TASK TO CARRY OUT:
Give every entry again, word for word and in full.

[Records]
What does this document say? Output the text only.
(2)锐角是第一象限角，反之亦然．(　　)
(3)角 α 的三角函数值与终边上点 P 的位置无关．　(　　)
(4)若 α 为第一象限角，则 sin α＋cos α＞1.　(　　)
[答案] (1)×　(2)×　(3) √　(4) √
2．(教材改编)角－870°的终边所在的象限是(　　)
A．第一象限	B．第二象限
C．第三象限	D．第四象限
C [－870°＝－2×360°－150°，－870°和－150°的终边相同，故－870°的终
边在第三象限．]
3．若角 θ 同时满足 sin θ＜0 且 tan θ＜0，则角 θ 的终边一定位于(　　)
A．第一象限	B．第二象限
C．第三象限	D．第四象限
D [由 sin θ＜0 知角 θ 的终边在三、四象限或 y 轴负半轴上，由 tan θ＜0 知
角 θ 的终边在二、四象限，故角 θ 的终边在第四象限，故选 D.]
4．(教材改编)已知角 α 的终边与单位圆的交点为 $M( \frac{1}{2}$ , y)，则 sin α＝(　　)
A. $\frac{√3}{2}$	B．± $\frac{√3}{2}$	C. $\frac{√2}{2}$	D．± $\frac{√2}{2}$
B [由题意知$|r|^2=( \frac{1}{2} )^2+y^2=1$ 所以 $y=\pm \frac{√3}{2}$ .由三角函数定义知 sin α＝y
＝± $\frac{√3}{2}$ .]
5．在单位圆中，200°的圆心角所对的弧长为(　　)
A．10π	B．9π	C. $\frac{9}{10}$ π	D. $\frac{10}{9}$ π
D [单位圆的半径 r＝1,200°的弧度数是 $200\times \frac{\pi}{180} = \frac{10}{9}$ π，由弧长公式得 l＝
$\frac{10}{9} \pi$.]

EXERCISE OUTPUT:
What does this document say? Output the text only.
(2)锐角是第一象限角，反之亦然．(　　)
(3)角 α 的三角函数值与终边上点 P 的位置无关．　(　　)
(4)若 α 为第一象限角，则 sin α＋cos α＞1.　(　　)
[答案] (1)×　(2)×　(3) √　(4) √
2．(教材改编)角－870°的终边所在的象限是(　　)
A．第一象限	B．第二象限
C．第三象限	D．第四象限
C [－870°＝－2×360°－150°，－870°和－150°的终边相同，故－870°的终
边在第三象限．]
3．若角 θ 同时满足 sin θ＜0 且 tan θ＜0，则角 θ 的终边一定位于(　　)
A．第一象限	B．第二象限
C．第三象限	D．第四象限
D [由 sin θ＜0 知角 θ 的终边在三、四象限或 y 轴负半轴上，由 tan θ＜0 知
角 θ 的终边在二、四象限，故角 θ 的终边在第四象限，故选 D.]
4．(教材改编)已知角 α 的终边与单位圆的交点为 $M( \frac{1}{2}$ , y)，则 sin α＝(　　)
A. $\frac{√3}{2}$	B．± $\frac{√3}{2}$	C. $\frac{√2}{2}$	D．± $\frac{√2}{2}$
B [由题意知$|r|^2=( \frac{1}{2} )^2+y^2=1$ 所以 $y=\pm \frac{√3}{2}$ .由三角函数定义知 sin α＝y
＝± $\frac{√3}{2}$ .]
5．在单位圆中，200°的圆心角所对的弧长为(　　)
A．10π	B．9π	C. $\frac{9}{10}$ π	D. $\frac{10}{9}$ π
D [单位圆的半径 r＝1,200°的弧度数是 $200\times \frac{\pi}{180} = \frac{10}{9}$ π，由弧长公式得 l＝
$\frac{10}{9} \pi$.]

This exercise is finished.